— START OF Data lines —
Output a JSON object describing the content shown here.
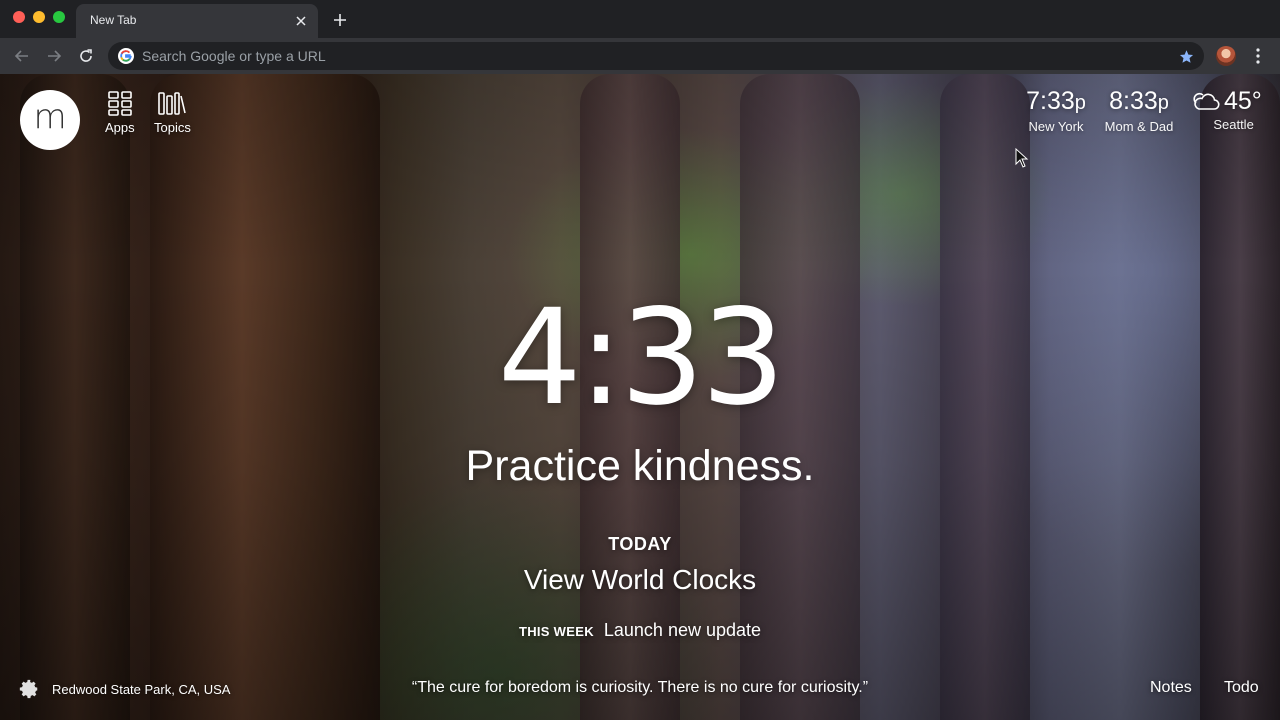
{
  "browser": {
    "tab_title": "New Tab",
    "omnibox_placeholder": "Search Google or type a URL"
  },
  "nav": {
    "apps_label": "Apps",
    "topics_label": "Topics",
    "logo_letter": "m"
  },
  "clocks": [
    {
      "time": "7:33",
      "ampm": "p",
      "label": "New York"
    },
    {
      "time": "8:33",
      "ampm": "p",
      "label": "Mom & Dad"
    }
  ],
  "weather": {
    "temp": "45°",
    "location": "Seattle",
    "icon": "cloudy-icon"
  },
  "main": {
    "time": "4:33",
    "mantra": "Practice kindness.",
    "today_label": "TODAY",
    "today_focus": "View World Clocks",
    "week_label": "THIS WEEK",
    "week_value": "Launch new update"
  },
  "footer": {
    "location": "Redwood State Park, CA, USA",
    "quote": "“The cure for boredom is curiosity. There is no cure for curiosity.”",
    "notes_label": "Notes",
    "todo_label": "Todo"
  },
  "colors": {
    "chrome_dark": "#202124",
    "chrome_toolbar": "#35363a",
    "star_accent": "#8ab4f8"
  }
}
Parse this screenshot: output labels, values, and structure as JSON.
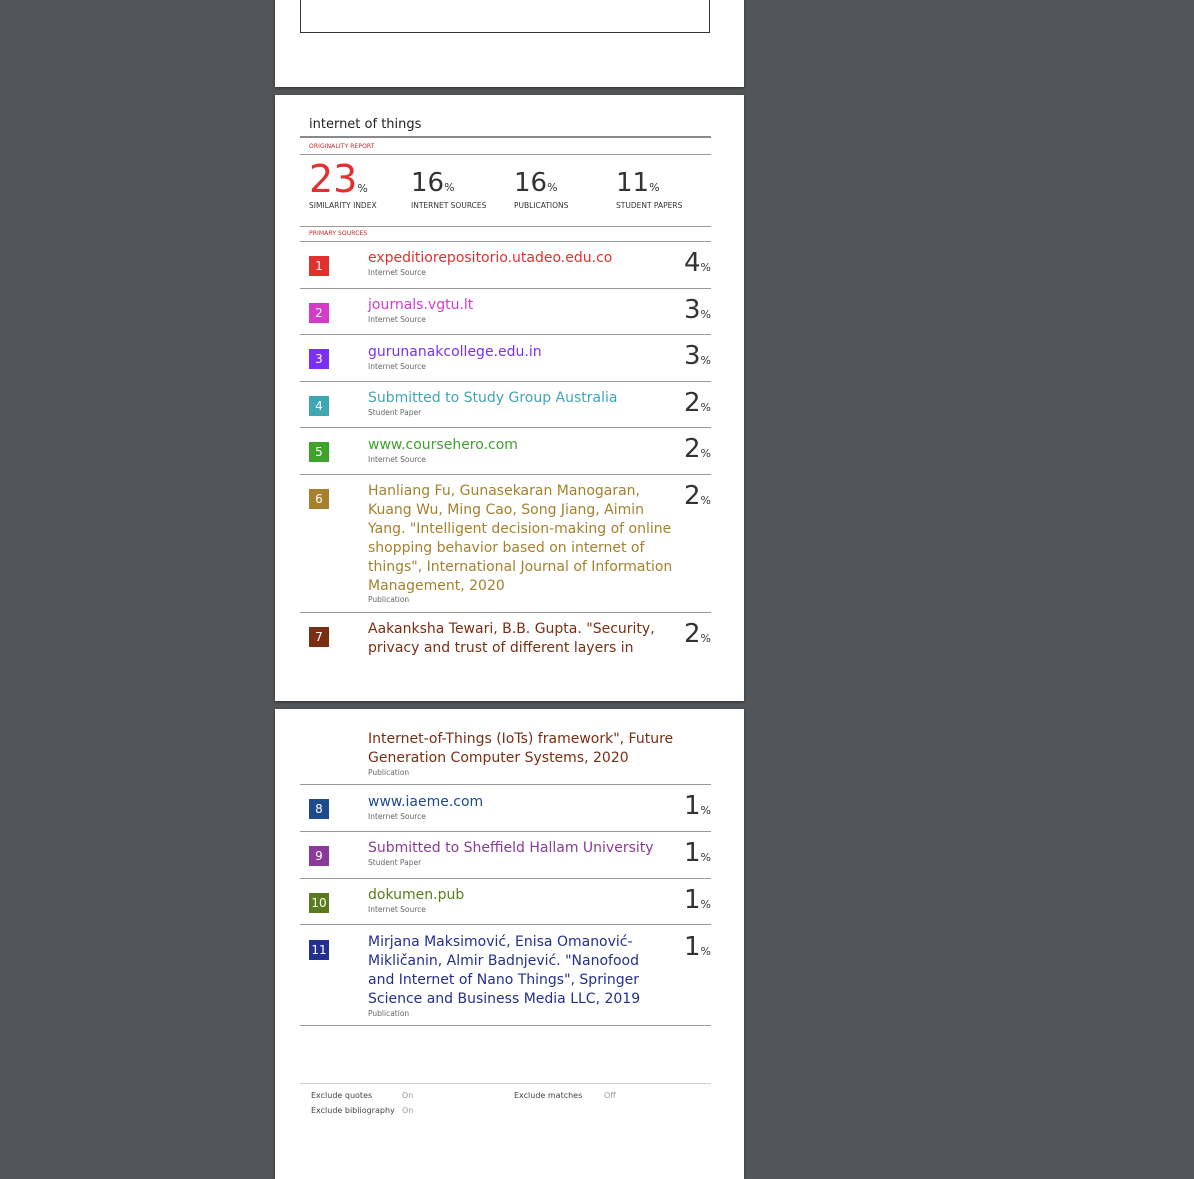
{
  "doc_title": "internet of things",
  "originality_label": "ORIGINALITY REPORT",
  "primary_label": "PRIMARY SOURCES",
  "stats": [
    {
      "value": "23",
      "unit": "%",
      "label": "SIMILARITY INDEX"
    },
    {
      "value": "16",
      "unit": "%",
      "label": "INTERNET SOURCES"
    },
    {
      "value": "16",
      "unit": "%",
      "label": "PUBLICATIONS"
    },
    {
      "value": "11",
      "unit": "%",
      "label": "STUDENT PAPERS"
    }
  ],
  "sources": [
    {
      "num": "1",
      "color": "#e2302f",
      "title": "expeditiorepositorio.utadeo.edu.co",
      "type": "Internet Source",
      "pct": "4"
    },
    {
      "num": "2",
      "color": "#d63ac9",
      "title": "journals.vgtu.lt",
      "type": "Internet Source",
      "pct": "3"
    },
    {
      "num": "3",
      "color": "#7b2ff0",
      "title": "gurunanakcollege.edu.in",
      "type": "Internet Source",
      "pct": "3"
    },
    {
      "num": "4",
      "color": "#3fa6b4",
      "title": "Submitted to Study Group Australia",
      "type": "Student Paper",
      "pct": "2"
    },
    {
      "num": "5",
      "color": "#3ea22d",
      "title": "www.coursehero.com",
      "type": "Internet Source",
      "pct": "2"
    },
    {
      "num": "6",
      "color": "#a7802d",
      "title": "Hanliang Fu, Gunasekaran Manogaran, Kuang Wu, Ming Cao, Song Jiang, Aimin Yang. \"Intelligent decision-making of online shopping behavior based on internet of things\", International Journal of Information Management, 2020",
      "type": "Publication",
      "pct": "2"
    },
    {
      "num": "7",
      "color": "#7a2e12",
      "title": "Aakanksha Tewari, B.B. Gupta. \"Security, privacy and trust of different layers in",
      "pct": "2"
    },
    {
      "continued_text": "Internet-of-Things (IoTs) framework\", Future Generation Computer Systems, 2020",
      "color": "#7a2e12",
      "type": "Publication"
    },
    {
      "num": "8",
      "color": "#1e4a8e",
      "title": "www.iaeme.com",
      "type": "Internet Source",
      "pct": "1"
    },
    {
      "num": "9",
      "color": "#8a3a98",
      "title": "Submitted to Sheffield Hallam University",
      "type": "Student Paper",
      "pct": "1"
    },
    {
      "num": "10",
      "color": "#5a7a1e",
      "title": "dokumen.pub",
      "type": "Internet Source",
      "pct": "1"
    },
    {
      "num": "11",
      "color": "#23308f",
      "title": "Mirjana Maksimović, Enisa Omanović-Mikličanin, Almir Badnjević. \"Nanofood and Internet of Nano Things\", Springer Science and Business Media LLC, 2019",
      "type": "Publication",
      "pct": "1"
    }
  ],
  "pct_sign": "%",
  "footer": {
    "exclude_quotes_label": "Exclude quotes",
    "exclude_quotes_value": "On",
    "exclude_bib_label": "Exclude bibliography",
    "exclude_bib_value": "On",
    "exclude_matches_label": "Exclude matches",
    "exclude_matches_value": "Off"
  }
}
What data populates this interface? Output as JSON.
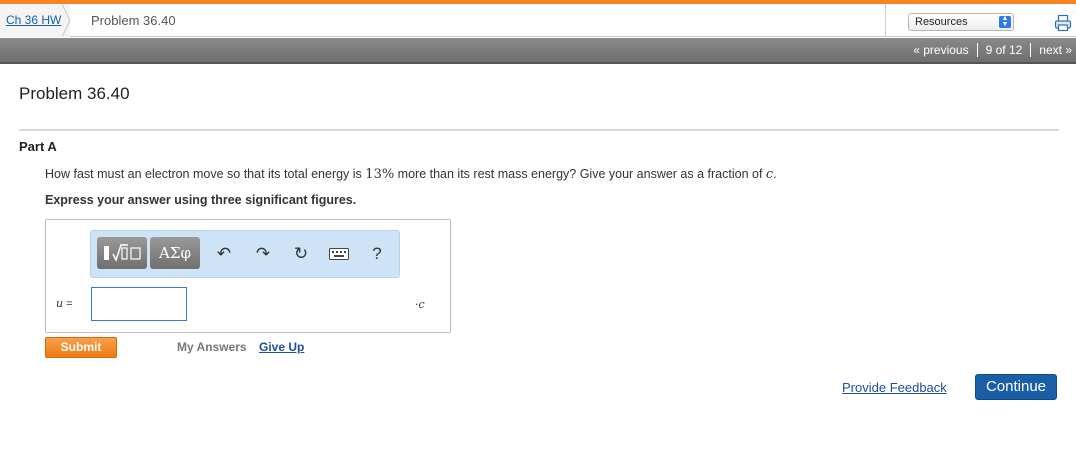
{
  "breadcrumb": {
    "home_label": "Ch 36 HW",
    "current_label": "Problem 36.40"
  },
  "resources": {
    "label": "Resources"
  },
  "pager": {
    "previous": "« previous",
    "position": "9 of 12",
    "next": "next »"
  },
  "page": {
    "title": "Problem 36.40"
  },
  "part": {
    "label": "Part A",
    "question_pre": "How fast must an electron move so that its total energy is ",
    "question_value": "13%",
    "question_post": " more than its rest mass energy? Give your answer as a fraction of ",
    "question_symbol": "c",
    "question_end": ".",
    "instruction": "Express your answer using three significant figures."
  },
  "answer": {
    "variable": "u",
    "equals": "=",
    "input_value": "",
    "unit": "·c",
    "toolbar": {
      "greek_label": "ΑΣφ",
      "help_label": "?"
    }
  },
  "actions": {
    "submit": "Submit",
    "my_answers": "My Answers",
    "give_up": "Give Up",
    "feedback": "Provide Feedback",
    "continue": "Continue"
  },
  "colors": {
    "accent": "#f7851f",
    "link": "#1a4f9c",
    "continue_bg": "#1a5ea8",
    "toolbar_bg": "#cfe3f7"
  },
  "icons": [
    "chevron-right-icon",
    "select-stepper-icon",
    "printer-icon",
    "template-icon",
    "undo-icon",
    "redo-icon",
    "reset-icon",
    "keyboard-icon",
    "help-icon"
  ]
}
— END OF Data lines —
— START OF Data lines —
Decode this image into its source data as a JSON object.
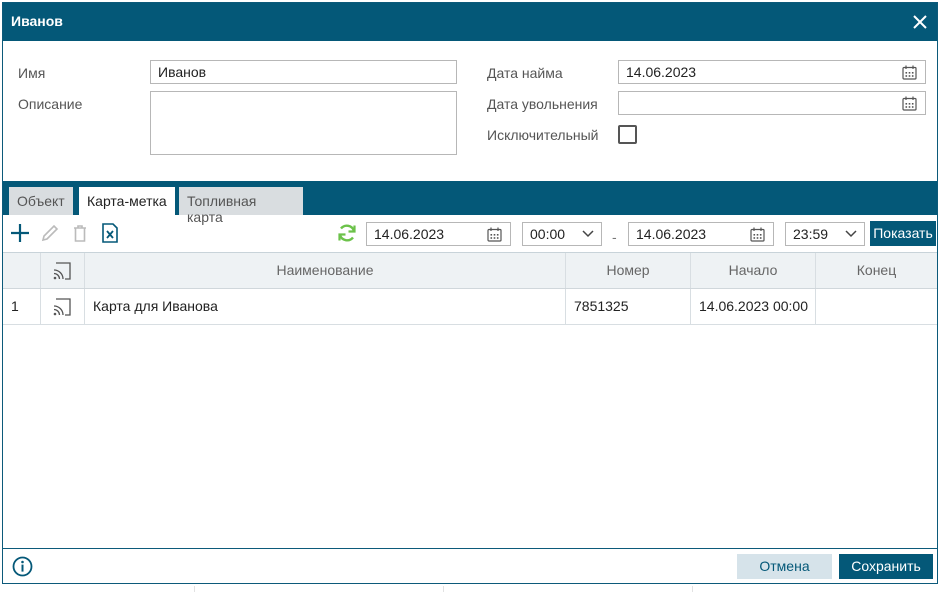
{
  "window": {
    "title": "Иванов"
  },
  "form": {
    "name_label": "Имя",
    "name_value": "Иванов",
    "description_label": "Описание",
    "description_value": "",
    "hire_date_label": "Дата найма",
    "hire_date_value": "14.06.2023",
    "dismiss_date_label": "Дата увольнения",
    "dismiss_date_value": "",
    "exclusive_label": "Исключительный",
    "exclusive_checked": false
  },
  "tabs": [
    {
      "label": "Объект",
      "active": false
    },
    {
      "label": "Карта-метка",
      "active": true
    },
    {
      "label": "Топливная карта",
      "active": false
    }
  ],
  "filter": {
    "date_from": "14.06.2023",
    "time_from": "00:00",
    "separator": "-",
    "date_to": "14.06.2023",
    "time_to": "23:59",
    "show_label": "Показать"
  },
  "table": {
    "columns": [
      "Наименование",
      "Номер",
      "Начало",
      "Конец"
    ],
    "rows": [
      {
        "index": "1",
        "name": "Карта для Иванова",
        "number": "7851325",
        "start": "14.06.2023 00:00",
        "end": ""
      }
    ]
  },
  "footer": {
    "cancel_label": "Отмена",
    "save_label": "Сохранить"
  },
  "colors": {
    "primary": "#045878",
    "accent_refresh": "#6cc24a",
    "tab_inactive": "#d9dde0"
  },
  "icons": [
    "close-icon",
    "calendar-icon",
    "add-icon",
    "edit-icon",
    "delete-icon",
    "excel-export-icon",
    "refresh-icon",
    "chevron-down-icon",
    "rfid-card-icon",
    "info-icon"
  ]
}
— END OF Data lines —
▶ Work instructions: Gather every line containing the word "energy" and copy it.

▶ Written response:
    "question_pre": "How fast must an electron move so that its total energy is ",
    "question_post": " more than its rest mass energy? Give your answer as a fraction of ",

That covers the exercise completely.